▶ [Goal]:
Copy all lines below containing "pour".

▶ [Records supplied]:
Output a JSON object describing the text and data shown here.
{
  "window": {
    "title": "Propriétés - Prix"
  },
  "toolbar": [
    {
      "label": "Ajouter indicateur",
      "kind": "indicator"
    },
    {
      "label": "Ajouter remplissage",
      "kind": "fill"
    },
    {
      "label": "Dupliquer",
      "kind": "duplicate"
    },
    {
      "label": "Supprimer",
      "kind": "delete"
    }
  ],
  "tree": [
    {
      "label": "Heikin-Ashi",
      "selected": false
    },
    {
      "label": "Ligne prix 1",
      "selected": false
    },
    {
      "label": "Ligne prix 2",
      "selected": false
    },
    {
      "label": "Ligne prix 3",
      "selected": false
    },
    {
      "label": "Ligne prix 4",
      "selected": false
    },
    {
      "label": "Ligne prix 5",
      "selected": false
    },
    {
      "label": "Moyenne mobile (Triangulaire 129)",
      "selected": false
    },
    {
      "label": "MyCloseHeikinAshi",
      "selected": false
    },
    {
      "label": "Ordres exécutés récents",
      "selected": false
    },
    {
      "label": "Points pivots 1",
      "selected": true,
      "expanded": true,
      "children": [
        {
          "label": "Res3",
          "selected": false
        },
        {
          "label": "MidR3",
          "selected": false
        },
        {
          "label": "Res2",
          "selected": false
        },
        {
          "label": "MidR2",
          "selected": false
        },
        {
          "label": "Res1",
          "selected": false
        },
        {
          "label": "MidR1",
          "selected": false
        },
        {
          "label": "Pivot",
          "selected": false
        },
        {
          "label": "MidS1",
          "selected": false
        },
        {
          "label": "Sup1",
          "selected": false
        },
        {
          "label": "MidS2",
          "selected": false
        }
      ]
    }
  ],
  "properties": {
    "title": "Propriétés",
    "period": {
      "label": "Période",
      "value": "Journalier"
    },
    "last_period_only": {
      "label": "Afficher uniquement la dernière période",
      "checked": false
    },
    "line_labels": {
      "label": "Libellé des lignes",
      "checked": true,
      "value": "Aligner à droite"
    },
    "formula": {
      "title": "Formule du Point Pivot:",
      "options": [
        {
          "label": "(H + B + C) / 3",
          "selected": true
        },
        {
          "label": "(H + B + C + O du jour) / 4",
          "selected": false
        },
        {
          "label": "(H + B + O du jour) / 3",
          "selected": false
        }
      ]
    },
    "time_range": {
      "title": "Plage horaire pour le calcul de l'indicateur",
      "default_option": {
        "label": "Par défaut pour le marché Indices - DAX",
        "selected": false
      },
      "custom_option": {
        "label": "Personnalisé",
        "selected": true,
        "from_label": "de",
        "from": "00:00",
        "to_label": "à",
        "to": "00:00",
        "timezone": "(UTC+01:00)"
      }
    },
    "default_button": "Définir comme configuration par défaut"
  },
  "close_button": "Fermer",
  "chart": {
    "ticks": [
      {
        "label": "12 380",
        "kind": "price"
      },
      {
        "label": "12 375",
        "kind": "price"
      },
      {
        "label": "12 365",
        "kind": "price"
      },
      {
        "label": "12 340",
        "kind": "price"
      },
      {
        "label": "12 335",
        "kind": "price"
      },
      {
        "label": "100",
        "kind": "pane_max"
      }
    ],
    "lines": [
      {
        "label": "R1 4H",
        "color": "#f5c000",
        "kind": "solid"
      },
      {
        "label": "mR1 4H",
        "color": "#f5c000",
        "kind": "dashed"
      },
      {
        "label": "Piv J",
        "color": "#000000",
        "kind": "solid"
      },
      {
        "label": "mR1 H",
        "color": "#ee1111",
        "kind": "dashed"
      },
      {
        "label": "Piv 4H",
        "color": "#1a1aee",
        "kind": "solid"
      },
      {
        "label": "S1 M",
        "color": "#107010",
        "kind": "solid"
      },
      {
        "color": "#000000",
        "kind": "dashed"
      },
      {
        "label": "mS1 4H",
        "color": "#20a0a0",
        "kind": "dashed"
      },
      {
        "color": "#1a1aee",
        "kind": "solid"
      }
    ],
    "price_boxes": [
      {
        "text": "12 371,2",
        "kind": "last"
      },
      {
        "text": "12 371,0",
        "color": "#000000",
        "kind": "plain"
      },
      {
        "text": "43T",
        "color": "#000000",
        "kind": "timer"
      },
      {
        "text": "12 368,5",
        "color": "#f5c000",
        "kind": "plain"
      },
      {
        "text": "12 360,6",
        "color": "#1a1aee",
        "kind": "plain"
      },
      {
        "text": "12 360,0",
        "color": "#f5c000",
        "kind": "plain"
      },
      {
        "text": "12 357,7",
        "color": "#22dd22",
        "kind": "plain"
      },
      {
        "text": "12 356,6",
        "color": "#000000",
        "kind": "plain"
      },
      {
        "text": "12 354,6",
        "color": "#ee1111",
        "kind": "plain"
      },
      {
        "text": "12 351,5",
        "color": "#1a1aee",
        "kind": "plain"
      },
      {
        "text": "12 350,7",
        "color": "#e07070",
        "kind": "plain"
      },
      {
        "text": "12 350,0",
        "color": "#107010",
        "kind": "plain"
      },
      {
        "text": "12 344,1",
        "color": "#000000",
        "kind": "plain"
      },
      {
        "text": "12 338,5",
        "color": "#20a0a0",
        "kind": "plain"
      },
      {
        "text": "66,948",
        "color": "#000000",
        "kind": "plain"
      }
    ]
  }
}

▶ [Response to the task]:
      "title": "Plage horaire pour le calcul de l'indicateur",
        "label": "Par défaut pour le marché Indices - DAX",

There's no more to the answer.